What is required:
Each record needs to be echoed exactly; can you do that?

(Stored records)
--------------------------------------------------

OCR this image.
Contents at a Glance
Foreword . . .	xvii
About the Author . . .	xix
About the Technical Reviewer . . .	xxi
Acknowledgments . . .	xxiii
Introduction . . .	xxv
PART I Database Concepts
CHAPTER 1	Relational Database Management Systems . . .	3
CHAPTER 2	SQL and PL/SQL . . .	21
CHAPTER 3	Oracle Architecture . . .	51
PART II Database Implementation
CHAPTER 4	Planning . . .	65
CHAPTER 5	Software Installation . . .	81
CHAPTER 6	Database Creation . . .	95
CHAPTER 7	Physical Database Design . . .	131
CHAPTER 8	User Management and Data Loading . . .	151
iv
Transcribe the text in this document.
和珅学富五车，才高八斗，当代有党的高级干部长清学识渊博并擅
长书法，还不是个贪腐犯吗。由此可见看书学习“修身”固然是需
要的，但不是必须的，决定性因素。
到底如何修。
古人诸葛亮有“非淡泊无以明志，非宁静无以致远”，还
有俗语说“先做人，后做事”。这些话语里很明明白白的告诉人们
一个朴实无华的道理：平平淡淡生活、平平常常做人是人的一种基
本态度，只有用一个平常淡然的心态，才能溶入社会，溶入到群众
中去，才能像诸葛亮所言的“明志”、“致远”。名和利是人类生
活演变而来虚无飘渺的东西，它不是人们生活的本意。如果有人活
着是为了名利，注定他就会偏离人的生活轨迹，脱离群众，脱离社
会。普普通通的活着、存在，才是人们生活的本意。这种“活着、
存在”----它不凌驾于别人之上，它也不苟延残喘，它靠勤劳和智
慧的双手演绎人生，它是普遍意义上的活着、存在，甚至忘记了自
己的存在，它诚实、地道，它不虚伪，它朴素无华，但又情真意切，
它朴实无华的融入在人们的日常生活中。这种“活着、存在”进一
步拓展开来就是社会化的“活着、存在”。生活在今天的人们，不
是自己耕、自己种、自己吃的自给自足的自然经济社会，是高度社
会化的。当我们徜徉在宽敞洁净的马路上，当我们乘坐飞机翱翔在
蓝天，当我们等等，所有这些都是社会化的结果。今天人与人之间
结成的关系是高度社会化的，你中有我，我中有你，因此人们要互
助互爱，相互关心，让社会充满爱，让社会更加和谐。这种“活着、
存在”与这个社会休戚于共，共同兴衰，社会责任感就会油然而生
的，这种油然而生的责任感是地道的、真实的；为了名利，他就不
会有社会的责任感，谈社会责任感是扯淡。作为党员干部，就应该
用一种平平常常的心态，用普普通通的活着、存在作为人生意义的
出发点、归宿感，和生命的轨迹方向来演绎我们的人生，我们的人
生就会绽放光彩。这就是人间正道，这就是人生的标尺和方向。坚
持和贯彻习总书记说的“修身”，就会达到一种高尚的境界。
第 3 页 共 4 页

--------------------------------------------------

Written response:
OCR this image.
Contents at a Glance
Foreword . . .	xvii
About the Author . . .	xix
About the Technical Reviewer . . .	xxi
Acknowledgments . . .	xxiii
Introduction . . .	xxv
PART I Database Concepts
CHAPTER 1	Relational Database Management Systems . . .	3
CHAPTER 2	SQL and PL/SQL . . .	21
CHAPTER 3	Oracle Architecture . . .	51
PART II Database Implementation
CHAPTER 4	Planning . . .	65
CHAPTER 5	Software Installation . . .	81
CHAPTER 6	Database Creation . . .	95
CHAPTER 7	Physical Database Design . . .	131
CHAPTER 8	User Management and Data Loading . . .	151
iv
Transcribe the text in this document.
和珅学富五车，才高八斗，当代有党的高级干部长清学识渊博并擅
长书法，还不是个贪腐犯吗。由此可见看书学习“修身”固然是需
要的，但不是必须的，决定性因素。
到底如何修。
古人诸葛亮有“非淡泊无以明志，非宁静无以致远”，还
有俗语说“先做人，后做事”。这些话语里很明明白白的告诉人们
一个朴实无华的道理：平平淡淡生活、平平常常做人是人的一种基
本态度，只有用一个平常淡然的心态，才能溶入社会，溶入到群众
中去，才能像诸葛亮所言的“明志”、“致远”。名和利是人类生
活演变而来虚无飘渺的东西，它不是人们生活的本意。如果有人活
着是为了名利，注定他就会偏离人的生活轨迹，脱离群众，脱离社
会。普普通通的活着、存在，才是人们生活的本意。这种“活着、
存在”----它不凌驾于别人之上，它也不苟延残喘，它靠勤劳和智
慧的双手演绎人生，它是普遍意义上的活着、存在，甚至忘记了自
己的存在，它诚实、地道，它不虚伪，它朴素无华，但又情真意切，
它朴实无华的融入在人们的日常生活中。这种“活着、存在”进一
步拓展开来就是社会化的“活着、存在”。生活在今天的人们，不
是自己耕、自己种、自己吃的自给自足的自然经济社会，是高度社
会化的。当我们徜徉在宽敞洁净的马路上，当我们乘坐飞机翱翔在
蓝天，当我们等等，所有这些都是社会化的结果。今天人与人之间
结成的关系是高度社会化的，你中有我，我中有你，因此人们要互
助互爱，相互关心，让社会充满爱，让社会更加和谐。这种“活着、
存在”与这个社会休戚于共，共同兴衰，社会责任感就会油然而生
的，这种油然而生的责任感是地道的、真实的；为了名利，他就不
会有社会的责任感，谈社会责任感是扯淡。作为党员干部，就应该
用一种平平常常的心态，用普普通通的活着、存在作为人生意义的
出发点、归宿感，和生命的轨迹方向来演绎我们的人生，我们的人
生就会绽放光彩。这就是人间正道，这就是人生的标尺和方向。坚
持和贯彻习总书记说的“修身”，就会达到一种高尚的境界。
第 3 页 共 4 页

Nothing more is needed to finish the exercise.